- [What is expected]:
From the first line of the material through the line containing "component-video-label: Komponens xyxy=(381,995,424,1004)", what do those lines read with "rca-jack-icon" swapped for "rca-socket-icon" and nothing else changed? Return only those lines.

[Data entries]
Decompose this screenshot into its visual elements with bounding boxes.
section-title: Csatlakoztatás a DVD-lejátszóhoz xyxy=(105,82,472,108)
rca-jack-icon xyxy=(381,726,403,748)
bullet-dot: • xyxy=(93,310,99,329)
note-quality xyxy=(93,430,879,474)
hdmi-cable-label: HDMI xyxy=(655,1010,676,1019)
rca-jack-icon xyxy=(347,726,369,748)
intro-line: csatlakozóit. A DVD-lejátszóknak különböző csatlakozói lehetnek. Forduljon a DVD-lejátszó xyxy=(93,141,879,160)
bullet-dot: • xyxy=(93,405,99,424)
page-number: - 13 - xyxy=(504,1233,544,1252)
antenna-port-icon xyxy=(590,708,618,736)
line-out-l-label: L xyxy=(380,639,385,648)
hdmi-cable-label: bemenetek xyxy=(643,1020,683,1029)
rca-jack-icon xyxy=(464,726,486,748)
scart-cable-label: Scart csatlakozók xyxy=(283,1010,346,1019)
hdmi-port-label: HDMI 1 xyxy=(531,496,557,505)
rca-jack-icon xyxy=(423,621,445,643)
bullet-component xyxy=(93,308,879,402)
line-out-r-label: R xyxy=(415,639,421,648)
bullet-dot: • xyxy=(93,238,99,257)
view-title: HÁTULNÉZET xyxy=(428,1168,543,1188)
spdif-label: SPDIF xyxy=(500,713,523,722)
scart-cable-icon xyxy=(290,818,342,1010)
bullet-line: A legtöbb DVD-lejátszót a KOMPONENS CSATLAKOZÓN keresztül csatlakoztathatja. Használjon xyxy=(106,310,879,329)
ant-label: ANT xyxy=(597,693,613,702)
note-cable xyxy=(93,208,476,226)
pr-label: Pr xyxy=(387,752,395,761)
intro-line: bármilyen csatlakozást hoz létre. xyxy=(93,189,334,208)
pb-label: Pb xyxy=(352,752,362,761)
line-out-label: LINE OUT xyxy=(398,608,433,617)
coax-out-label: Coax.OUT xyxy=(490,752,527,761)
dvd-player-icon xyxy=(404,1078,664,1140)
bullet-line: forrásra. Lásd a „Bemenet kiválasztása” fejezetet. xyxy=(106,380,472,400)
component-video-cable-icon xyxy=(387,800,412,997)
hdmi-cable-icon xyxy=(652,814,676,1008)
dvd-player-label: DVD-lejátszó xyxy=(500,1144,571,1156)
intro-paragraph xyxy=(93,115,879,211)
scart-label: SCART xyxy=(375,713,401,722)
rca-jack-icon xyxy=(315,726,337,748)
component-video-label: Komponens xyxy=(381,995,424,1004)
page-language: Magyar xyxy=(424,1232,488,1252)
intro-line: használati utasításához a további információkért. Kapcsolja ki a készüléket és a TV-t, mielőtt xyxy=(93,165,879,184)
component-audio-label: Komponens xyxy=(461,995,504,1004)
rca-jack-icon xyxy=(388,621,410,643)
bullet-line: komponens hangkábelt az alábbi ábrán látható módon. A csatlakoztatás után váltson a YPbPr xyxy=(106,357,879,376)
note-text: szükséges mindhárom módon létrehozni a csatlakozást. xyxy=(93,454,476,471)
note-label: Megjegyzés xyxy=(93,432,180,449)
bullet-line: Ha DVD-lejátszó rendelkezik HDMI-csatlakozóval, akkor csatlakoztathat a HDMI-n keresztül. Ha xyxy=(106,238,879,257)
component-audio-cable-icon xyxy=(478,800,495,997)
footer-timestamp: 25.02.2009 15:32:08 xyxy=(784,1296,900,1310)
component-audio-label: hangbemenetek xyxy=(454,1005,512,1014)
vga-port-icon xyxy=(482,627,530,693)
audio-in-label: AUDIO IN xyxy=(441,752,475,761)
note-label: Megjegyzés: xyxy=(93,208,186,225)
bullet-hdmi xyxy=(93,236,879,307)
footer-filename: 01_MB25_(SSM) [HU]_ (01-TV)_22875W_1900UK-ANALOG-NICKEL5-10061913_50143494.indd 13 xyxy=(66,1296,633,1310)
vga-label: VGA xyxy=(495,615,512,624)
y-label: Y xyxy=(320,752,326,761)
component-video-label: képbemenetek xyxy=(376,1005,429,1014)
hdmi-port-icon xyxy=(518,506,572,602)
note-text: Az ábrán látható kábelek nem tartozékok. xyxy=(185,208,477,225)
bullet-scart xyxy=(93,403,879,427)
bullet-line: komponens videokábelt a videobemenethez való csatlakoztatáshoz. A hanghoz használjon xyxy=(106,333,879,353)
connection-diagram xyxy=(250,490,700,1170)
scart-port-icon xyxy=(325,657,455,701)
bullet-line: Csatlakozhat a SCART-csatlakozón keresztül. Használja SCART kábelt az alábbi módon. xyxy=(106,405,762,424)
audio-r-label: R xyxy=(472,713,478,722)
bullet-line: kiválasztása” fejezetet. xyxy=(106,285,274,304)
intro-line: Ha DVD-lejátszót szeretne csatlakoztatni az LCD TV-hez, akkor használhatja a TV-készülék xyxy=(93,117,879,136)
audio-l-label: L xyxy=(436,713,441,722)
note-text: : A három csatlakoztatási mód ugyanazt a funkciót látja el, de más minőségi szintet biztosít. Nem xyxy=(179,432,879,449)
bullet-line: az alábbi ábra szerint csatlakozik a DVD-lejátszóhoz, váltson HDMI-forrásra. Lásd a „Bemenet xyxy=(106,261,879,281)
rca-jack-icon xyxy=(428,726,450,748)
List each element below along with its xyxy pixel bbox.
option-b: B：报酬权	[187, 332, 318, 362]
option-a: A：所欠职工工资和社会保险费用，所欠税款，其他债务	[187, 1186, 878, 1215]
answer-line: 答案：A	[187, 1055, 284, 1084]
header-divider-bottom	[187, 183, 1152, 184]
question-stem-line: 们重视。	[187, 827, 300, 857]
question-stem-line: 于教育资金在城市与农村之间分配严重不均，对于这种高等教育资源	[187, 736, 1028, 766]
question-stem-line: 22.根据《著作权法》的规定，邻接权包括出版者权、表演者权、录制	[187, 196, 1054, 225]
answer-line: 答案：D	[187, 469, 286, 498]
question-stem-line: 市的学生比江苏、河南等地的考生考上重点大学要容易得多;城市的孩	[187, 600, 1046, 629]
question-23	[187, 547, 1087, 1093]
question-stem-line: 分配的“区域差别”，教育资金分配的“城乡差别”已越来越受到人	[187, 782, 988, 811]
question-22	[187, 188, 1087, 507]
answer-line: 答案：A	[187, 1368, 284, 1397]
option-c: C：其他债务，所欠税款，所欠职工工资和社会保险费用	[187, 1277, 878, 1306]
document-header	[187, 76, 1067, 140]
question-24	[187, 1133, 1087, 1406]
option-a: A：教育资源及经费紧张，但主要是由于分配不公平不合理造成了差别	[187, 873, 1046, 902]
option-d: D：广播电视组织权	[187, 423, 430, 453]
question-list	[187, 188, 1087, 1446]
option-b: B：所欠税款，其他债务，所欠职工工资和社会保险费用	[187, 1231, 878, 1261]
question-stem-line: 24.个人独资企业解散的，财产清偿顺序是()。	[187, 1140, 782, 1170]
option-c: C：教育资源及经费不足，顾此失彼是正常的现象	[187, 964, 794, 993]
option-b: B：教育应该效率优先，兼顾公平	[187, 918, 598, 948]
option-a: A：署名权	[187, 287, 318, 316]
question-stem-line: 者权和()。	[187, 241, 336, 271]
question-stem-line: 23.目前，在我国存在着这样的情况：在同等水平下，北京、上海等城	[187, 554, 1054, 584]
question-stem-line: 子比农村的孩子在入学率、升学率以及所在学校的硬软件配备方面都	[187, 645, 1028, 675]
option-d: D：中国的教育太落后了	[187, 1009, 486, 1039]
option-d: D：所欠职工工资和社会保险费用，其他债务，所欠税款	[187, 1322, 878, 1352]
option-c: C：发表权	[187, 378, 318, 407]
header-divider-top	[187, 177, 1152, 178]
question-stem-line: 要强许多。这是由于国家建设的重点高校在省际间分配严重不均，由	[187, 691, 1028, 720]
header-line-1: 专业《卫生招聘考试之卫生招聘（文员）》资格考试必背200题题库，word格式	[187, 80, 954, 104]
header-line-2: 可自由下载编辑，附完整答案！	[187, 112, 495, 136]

- [Result for this task]:
Decompose this screenshot into its visual elements with bounding boxes.
section-title: Csatlakoztatás a DVD-lejátszóhoz xyxy=(105,82,472,108)
rca-socket-icon xyxy=(381,726,403,748)
bullet-dot: • xyxy=(93,310,99,329)
note-quality xyxy=(93,430,879,474)
hdmi-cable-label: HDMI xyxy=(655,1010,676,1019)
rca-socket-icon xyxy=(347,726,369,748)
intro-line: csatlakozóit. A DVD-lejátszóknak különböző csatlakozói lehetnek. Forduljon a DVD-lejátszó xyxy=(93,141,879,160)
bullet-dot: • xyxy=(93,405,99,424)
page-number: - 13 - xyxy=(504,1233,544,1252)
antenna-port-icon xyxy=(590,708,618,736)
line-out-l-label: L xyxy=(380,639,385,648)
hdmi-cable-label: bemenetek xyxy=(643,1020,683,1029)
rca-socket-icon xyxy=(464,726,486,748)
scart-cable-label: Scart csatlakozók xyxy=(283,1010,346,1019)
hdmi-port-label: HDMI 1 xyxy=(531,496,557,505)
rca-socket-icon xyxy=(423,621,445,643)
bullet-component xyxy=(93,308,879,402)
line-out-r-label: R xyxy=(415,639,421,648)
bullet-dot: • xyxy=(93,238,99,257)
view-title: HÁTULNÉZET xyxy=(428,1168,543,1188)
spdif-label: SPDIF xyxy=(500,713,523,722)
scart-cable-icon xyxy=(290,818,342,1010)
bullet-line: A legtöbb DVD-lejátszót a KOMPONENS CSATLAKOZÓN keresztül csatlakoztathatja. Használjon xyxy=(106,310,879,329)
ant-label: ANT xyxy=(597,693,613,702)
note-cable xyxy=(93,208,476,226)
pr-label: Pr xyxy=(387,752,395,761)
intro-line: bármilyen csatlakozást hoz létre. xyxy=(93,189,334,208)
pb-label: Pb xyxy=(352,752,362,761)
line-out-label: LINE OUT xyxy=(398,608,433,617)
coax-out-label: Coax.OUT xyxy=(490,752,527,761)
dvd-player-icon xyxy=(404,1078,664,1140)
bullet-line: forrásra. Lásd a „Bemenet kiválasztása” fejezetet. xyxy=(106,380,472,400)
component-video-cable-icon xyxy=(387,800,412,997)
hdmi-cable-icon xyxy=(652,814,676,1008)
dvd-player-label: DVD-lejátszó xyxy=(500,1144,571,1156)
intro-paragraph xyxy=(93,115,879,211)
scart-label: SCART xyxy=(375,713,401,722)
rca-socket-icon xyxy=(315,726,337,748)
component-video-label: Komponens xyxy=(381,995,424,1004)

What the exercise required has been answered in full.